→ What you have to do:
Write the records out again, keeping each line exactly as it is.

→ Raw records:
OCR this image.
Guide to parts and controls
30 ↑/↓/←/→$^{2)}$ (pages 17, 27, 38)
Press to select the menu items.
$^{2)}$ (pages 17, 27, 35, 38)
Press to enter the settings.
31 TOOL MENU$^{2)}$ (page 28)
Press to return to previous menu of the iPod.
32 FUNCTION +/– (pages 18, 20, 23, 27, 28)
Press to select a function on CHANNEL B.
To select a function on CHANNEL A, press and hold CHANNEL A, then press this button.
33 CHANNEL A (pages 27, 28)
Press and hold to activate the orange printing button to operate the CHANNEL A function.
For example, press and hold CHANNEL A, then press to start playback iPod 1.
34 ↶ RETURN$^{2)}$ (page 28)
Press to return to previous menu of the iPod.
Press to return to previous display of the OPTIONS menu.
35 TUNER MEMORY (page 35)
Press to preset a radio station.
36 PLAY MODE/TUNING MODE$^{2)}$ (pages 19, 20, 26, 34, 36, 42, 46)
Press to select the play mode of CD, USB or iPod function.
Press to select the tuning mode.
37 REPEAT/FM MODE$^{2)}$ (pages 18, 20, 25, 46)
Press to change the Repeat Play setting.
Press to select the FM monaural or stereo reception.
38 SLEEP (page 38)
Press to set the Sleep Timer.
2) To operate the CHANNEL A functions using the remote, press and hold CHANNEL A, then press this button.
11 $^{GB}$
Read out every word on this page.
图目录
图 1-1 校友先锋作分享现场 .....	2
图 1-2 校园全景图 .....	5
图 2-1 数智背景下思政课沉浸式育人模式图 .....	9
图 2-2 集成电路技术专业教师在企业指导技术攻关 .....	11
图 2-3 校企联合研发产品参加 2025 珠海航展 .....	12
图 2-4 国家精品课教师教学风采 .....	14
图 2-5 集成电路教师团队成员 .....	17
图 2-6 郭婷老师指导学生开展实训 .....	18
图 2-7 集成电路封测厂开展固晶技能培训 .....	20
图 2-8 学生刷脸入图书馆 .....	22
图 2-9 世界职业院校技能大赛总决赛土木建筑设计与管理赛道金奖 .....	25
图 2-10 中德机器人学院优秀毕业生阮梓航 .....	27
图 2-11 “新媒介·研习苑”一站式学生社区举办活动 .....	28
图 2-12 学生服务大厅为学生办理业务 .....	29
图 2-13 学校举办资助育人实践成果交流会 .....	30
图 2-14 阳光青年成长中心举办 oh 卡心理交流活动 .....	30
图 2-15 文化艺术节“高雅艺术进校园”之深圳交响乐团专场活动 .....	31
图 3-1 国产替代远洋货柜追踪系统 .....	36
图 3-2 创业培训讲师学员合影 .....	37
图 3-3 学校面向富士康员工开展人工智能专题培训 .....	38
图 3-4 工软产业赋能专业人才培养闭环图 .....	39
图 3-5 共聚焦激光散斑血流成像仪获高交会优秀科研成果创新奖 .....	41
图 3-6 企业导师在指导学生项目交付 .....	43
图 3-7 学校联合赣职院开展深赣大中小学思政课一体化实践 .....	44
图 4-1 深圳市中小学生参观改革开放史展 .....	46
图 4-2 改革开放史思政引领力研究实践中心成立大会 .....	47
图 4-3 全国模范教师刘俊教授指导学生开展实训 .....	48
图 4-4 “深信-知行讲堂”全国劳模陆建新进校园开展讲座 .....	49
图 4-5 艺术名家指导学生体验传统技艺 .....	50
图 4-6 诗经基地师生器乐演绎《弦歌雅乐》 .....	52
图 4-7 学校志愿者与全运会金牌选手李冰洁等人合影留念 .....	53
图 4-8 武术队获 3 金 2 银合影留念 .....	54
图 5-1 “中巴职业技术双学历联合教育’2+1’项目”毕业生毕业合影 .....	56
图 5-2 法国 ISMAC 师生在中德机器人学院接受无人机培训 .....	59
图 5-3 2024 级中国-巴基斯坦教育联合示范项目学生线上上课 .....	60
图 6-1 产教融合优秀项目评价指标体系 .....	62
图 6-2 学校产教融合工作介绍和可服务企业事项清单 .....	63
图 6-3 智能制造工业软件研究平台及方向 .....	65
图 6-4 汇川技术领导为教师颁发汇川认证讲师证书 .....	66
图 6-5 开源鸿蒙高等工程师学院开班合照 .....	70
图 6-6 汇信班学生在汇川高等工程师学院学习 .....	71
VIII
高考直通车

→ The completed task:
OCR this image.
Guide to parts and controls
30 ↑/↓/←/→$^{2)}$ (pages 17, 27, 38)
Press to select the menu items.
$^{2)}$ (pages 17, 27, 35, 38)
Press to enter the settings.
31 TOOL MENU$^{2)}$ (page 28)
Press to return to previous menu of the iPod.
32 FUNCTION +/– (pages 18, 20, 23, 27, 28)
Press to select a function on CHANNEL B.
To select a function on CHANNEL A, press and hold CHANNEL A, then press this button.
33 CHANNEL A (pages 27, 28)
Press and hold to activate the orange printing button to operate the CHANNEL A function.
For example, press and hold CHANNEL A, then press to start playback iPod 1.
34 ↶ RETURN$^{2)}$ (page 28)
Press to return to previous menu of the iPod.
Press to return to previous display of the OPTIONS menu.
35 TUNER MEMORY (page 35)
Press to preset a radio station.
36 PLAY MODE/TUNING MODE$^{2)}$ (pages 19, 20, 26, 34, 36, 42, 46)
Press to select the play mode of CD, USB or iPod function.
Press to select the tuning mode.
37 REPEAT/FM MODE$^{2)}$ (pages 18, 20, 25, 46)
Press to change the Repeat Play setting.
Press to select the FM monaural or stereo reception.
38 SLEEP (page 38)
Press to set the Sleep Timer.
2) To operate the CHANNEL A functions using the remote, press and hold CHANNEL A, then press this button.
11 $^{GB}$
Read out every word on this page.
图目录
图 1-1 校友先锋作分享现场 .....	2
图 1-2 校园全景图 .....	5
图 2-1 数智背景下思政课沉浸式育人模式图 .....	9
图 2-2 集成电路技术专业教师在企业指导技术攻关 .....	11
图 2-3 校企联合研发产品参加 2025 珠海航展 .....	12
图 2-4 国家精品课教师教学风采 .....	14
图 2-5 集成电路教师团队成员 .....	17
图 2-6 郭婷老师指导学生开展实训 .....	18
图 2-7 集成电路封测厂开展固晶技能培训 .....	20
图 2-8 学生刷脸入图书馆 .....	22
图 2-9 世界职业院校技能大赛总决赛土木建筑设计与管理赛道金奖 .....	25
图 2-10 中德机器人学院优秀毕业生阮梓航 .....	27
图 2-11 “新媒介·研习苑”一站式学生社区举办活动 .....	28
图 2-12 学生服务大厅为学生办理业务 .....	29
图 2-13 学校举办资助育人实践成果交流会 .....	30
图 2-14 阳光青年成长中心举办 oh 卡心理交流活动 .....	30
图 2-15 文化艺术节“高雅艺术进校园”之深圳交响乐团专场活动 .....	31
图 3-1 国产替代远洋货柜追踪系统 .....	36
图 3-2 创业培训讲师学员合影 .....	37
图 3-3 学校面向富士康员工开展人工智能专题培训 .....	38
图 3-4 工软产业赋能专业人才培养闭环图 .....	39
图 3-5 共聚焦激光散斑血流成像仪获高交会优秀科研成果创新奖 .....	41
图 3-6 企业导师在指导学生项目交付 .....	43
图 3-7 学校联合赣职院开展深赣大中小学思政课一体化实践 .....	44
图 4-1 深圳市中小学生参观改革开放史展 .....	46
图 4-2 改革开放史思政引领力研究实践中心成立大会 .....	47
图 4-3 全国模范教师刘俊教授指导学生开展实训 .....	48
图 4-4 “深信-知行讲堂”全国劳模陆建新进校园开展讲座 .....	49
图 4-5 艺术名家指导学生体验传统技艺 .....	50
图 4-6 诗经基地师生器乐演绎《弦歌雅乐》 .....	52
图 4-7 学校志愿者与全运会金牌选手李冰洁等人合影留念 .....	53
图 4-8 武术队获 3 金 2 银合影留念 .....	54
图 5-1 “中巴职业技术双学历联合教育’2+1’项目”毕业生毕业合影 .....	56
图 5-2 法国 ISMAC 师生在中德机器人学院接受无人机培训 .....	59
图 5-3 2024 级中国-巴基斯坦教育联合示范项目学生线上上课 .....	60
图 6-1 产教融合优秀项目评价指标体系 .....	62
图 6-2 学校产教融合工作介绍和可服务企业事项清单 .....	63
图 6-3 智能制造工业软件研究平台及方向 .....	65
图 6-4 汇川技术领导为教师颁发汇川认证讲师证书 .....	66
图 6-5 开源鸿蒙高等工程师学院开班合照 .....	70
图 6-6 汇信班学生在汇川高等工程师学院学习 .....	71
VIII
高考直通车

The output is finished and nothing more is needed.